Every line of the material that follows must be printed again exactly.

━━━ Extracted data

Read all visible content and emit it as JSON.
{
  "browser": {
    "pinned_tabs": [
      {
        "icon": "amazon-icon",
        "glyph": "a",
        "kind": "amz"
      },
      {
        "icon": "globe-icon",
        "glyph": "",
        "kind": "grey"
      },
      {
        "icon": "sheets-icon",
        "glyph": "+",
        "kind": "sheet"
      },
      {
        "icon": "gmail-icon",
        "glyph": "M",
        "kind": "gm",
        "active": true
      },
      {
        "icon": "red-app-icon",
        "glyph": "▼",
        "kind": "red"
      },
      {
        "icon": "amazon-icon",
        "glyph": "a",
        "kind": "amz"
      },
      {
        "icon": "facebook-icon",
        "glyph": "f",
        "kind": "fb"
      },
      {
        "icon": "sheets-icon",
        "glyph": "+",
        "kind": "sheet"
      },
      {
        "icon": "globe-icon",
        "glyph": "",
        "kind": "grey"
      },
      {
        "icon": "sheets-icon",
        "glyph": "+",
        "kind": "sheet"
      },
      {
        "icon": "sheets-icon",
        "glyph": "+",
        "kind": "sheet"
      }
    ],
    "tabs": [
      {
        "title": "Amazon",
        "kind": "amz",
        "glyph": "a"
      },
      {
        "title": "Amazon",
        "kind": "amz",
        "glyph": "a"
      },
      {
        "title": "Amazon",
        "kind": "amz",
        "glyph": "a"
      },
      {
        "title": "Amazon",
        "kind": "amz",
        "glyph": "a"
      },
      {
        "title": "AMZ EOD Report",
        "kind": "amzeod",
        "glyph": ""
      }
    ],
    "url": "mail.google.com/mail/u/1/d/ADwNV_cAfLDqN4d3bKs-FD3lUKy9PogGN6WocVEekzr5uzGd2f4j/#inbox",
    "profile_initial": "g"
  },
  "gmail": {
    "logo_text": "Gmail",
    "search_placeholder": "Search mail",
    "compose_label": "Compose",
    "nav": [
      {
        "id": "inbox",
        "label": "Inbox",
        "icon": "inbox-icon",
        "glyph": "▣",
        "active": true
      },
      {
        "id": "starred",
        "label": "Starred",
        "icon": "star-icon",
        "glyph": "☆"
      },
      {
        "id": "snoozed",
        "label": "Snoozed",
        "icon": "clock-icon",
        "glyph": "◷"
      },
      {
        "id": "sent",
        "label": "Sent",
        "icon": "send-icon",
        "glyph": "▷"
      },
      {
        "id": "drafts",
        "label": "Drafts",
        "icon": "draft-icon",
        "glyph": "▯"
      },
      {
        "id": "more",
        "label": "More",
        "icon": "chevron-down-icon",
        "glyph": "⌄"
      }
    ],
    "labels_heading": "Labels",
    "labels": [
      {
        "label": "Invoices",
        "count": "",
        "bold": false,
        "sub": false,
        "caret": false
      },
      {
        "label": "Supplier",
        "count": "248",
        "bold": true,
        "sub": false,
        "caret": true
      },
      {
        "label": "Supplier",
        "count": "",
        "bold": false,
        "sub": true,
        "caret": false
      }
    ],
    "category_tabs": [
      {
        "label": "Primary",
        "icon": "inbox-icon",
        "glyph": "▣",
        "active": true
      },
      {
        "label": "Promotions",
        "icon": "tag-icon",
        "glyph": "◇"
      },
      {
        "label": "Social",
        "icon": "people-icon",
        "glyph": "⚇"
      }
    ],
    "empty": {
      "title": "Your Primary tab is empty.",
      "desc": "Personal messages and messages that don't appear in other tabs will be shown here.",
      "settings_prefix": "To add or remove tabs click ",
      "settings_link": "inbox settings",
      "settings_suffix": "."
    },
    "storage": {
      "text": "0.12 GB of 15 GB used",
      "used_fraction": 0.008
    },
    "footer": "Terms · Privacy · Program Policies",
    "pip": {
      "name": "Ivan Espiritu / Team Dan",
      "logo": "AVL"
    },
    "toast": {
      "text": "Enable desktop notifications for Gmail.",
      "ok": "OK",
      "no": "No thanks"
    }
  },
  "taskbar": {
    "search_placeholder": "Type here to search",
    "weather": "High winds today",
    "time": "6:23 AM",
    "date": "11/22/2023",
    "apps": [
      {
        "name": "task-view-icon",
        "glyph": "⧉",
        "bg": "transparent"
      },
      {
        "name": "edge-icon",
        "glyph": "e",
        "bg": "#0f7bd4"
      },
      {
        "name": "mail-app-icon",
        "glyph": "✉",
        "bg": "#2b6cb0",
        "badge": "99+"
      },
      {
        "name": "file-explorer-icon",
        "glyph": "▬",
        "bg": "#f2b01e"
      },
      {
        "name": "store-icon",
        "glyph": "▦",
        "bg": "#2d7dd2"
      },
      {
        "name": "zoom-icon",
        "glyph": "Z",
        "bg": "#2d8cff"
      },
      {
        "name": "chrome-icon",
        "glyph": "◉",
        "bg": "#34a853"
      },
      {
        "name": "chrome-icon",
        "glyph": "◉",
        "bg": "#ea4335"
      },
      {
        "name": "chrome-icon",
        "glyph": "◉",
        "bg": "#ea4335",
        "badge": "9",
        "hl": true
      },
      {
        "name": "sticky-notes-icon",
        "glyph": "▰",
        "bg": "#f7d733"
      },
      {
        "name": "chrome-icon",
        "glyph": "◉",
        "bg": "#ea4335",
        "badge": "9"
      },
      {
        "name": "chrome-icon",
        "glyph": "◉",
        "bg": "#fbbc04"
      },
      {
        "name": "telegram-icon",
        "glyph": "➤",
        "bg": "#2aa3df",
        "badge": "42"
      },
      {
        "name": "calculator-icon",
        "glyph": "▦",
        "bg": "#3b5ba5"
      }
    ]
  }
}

━━━━━━

• _Answer in full_
Read all visible content and emit it as JSON.
{
  "browser": {
    "pinned_tabs": [
      {
        "icon": "amazon-icon",
        "glyph": "a",
        "kind": "amz"
      },
      {
        "icon": "globe-icon",
        "glyph": "",
        "kind": "grey"
      },
      {
        "icon": "sheets-icon",
        "glyph": "+",
        "kind": "sheet"
      },
      {
        "icon": "gmail-icon",
        "glyph": "M",
        "kind": "gm",
        "active": true
      },
      {
        "icon": "red-app-icon",
        "glyph": "▼",
        "kind": "red"
      },
      {
        "icon": "amazon-icon",
        "glyph": "a",
        "kind": "amz"
      },
      {
        "icon": "facebook-icon",
        "glyph": "f",
        "kind": "fb"
      },
      {
        "icon": "sheets-icon",
        "glyph": "+",
        "kind": "sheet"
      },
      {
        "icon": "globe-icon",
        "glyph": "",
        "kind": "grey"
      },
      {
        "icon": "sheets-icon",
        "glyph": "+",
        "kind": "sheet"
      },
      {
        "icon": "sheets-icon",
        "glyph": "+",
        "kind": "sheet"
      }
    ],
    "tabs": [
      {
        "title": "Amazon",
        "kind": "amz",
        "glyph": "a"
      },
      {
        "title": "Amazon",
        "kind": "amz",
        "glyph": "a"
      },
      {
        "title": "Amazon",
        "kind": "amz",
        "glyph": "a"
      },
      {
        "title": "Amazon",
        "kind": "amz",
        "glyph": "a"
      },
      {
        "title": "AMZ EOD Report",
        "kind": "amzeod",
        "glyph": ""
      }
    ],
    "url": "mail.google.com/mail/u/1/d/ADwNV_cAfLDqN4d3bKs-FD3lUKy9PogGN6WocVEekzr5uzGd2f4j/#inbox",
    "profile_initial": "g"
  },
  "gmail": {
    "logo_text": "Gmail",
    "search_placeholder": "Search mail",
    "compose_label": "Compose",
    "nav": [
      {
        "id": "inbox",
        "label": "Inbox",
        "icon": "inbox-icon",
        "glyph": "▣",
        "active": true
      },
      {
        "id": "starred",
        "label": "Starred",
        "icon": "star-icon",
        "glyph": "☆"
      },
      {
        "id": "snoozed",
        "label": "Snoozed",
        "icon": "clock-icon",
        "glyph": "◷"
      },
      {
        "id": "sent",
        "label": "Sent",
        "icon": "send-icon",
        "glyph": "▷"
      },
      {
        "id": "drafts",
        "label": "Drafts",
        "icon": "draft-icon",
        "glyph": "▯"
      },
      {
        "id": "more",
        "label": "More",
        "icon": "chevron-down-icon",
        "glyph": "⌄"
      }
    ],
    "labels_heading": "Labels",
    "labels": [
      {
        "label": "Invoices",
        "count": "",
        "bold": false,
        "sub": false,
        "caret": false
      },
      {
        "label": "Supplier",
        "count": "248",
        "bold": true,
        "sub": false,
        "caret": true
      },
      {
        "label": "Supplier",
        "count": "",
        "bold": false,
        "sub": true,
        "caret": false
      }
    ],
    "category_tabs": [
      {
        "label": "Primary",
        "icon": "inbox-icon",
        "glyph": "▣",
        "active": true
      },
      {
        "label": "Promotions",
        "icon": "tag-icon",
        "glyph": "◇"
      },
      {
        "label": "Social",
        "icon": "people-icon",
        "glyph": "⚇"
      }
    ],
    "empty": {
      "title": "Your Primary tab is empty.",
      "desc": "Personal messages and messages that don't appear in other tabs will be shown here.",
      "settings_prefix": "To add or remove tabs click ",
      "settings_link": "inbox settings",
      "settings_suffix": "."
    },
    "storage": {
      "text": "0.12 GB of 15 GB used",
      "used_fraction": 0.008
    },
    "footer": "Terms · Privacy · Program Policies",
    "pip": {
      "name": "Ivan Espiritu / Team Dan",
      "logo": "AVL"
    },
    "toast": {
      "text": "Enable desktop notifications for Gmail.",
      "ok": "OK",
      "no": "No thanks"
    }
  },
  "taskbar": {
    "search_placeholder": "Type here to search",
    "weather": "High winds today",
    "time": "6:23 AM",
    "date": "11/22/2023",
    "apps": [
      {
        "name": "task-view-icon",
        "glyph": "⧉",
        "bg": "transparent"
      },
      {
        "name": "edge-icon",
        "glyph": "e",
        "bg": "#0f7bd4"
      },
      {
        "name": "mail-app-icon",
        "glyph": "✉",
        "bg": "#2b6cb0",
        "badge": "99+"
      },
      {
        "name": "file-explorer-icon",
        "glyph": "▬",
        "bg": "#f2b01e"
      },
      {
        "name": "store-icon",
        "glyph": "▦",
        "bg": "#2d7dd2"
      },
      {
        "name": "zoom-icon",
        "glyph": "Z",
        "bg": "#2d8cff"
      },
      {
        "name": "chrome-icon",
        "glyph": "◉",
        "bg": "#34a853"
      },
      {
        "name": "chrome-icon",
        "glyph": "◉",
        "bg": "#ea4335"
      },
      {
        "name": "chrome-icon",
        "glyph": "◉",
        "bg": "#ea4335",
        "badge": "9",
        "hl": true
      },
      {
        "name": "sticky-notes-icon",
        "glyph": "▰",
        "bg": "#f7d733"
      },
      {
        "name": "chrome-icon",
        "glyph": "◉",
        "bg": "#ea4335",
        "badge": "9"
      },
      {
        "name": "chrome-icon",
        "glyph": "◉",
        "bg": "#fbbc04"
      },
      {
        "name": "telegram-icon",
        "glyph": "➤",
        "bg": "#2aa3df",
        "badge": "42"
      },
      {
        "name": "calculator-icon",
        "glyph": "▦",
        "bg": "#3b5ba5"
      }
    ]
  }
}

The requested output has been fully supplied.